• _Written exercise_: Write every record out again exactly as given.

• _Input data_:
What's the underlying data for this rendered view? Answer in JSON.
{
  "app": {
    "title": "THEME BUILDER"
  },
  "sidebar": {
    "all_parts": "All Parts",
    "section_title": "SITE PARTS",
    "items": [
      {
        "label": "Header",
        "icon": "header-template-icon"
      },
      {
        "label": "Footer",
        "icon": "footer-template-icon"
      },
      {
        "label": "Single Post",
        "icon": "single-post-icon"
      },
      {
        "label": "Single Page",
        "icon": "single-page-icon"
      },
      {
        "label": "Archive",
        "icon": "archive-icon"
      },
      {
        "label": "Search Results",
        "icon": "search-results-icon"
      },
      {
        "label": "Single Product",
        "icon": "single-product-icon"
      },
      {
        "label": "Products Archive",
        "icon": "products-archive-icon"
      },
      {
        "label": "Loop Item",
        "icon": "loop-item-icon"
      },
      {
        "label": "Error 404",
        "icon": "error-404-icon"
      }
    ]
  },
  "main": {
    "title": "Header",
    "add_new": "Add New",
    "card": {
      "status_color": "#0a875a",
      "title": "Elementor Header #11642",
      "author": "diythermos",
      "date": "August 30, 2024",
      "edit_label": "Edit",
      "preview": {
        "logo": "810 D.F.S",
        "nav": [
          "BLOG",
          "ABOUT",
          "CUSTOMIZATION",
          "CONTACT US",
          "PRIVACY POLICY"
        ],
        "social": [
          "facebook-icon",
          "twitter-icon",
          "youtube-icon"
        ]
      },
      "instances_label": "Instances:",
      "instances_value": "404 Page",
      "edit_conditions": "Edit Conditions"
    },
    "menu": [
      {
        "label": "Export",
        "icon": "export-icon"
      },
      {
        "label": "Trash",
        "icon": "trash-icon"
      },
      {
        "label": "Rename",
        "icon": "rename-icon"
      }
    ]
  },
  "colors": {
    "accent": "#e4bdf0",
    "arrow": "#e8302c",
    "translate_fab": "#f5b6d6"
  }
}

• _Correct result_:
What's the underlying data for this rendered view? Answer in JSON.
{
  "app": {
    "title": "THEME BUILDER"
  },
  "sidebar": {
    "all_parts": "All Parts",
    "section_title": "SITE PARTS",
    "items": [
      {
        "label": "Header",
        "icon": "header-template-icon"
      },
      {
        "label": "Footer",
        "icon": "footer-template-icon"
      },
      {
        "label": "Single Post",
        "icon": "single-post-icon"
      },
      {
        "label": "Single Page",
        "icon": "single-page-icon"
      },
      {
        "label": "Archive",
        "icon": "archive-icon"
      },
      {
        "label": "Search Results",
        "icon": "search-results-icon"
      },
      {
        "label": "Single Product",
        "icon": "single-product-icon"
      },
      {
        "label": "Products Archive",
        "icon": "products-archive-icon"
      },
      {
        "label": "Loop Item",
        "icon": "loop-item-icon"
      },
      {
        "label": "Error 404",
        "icon": "error-404-icon"
      }
    ]
  },
  "main": {
    "title": "Header",
    "add_new": "Add New",
    "card": {
      "status_color": "#0a875a",
      "title": "Elementor Header #11642",
      "author": "diythermos",
      "date": "August 30, 2024",
      "edit_label": "Edit",
      "preview": {
        "logo": "810 D.F.S",
        "nav": [
          "BLOG",
          "ABOUT",
          "CUSTOMIZATION",
          "CONTACT US",
          "PRIVACY POLICY"
        ],
        "social": [
          "facebook-icon",
          "twitter-icon",
          "youtube-icon"
        ]
      },
      "instances_label": "Instances:",
      "instances_value": "404 Page",
      "edit_conditions": "Edit Conditions"
    },
    "menu": [
      {
        "label": "Export",
        "icon": "export-icon"
      },
      {
        "label": "Trash",
        "icon": "trash-icon"
      },
      {
        "label": "Rename",
        "icon": "rename-icon"
      }
    ]
  },
  "colors": {
    "accent": "#e4bdf0",
    "arrow": "#e8302c",
    "translate_fab": "#f5b6d6"
  }
}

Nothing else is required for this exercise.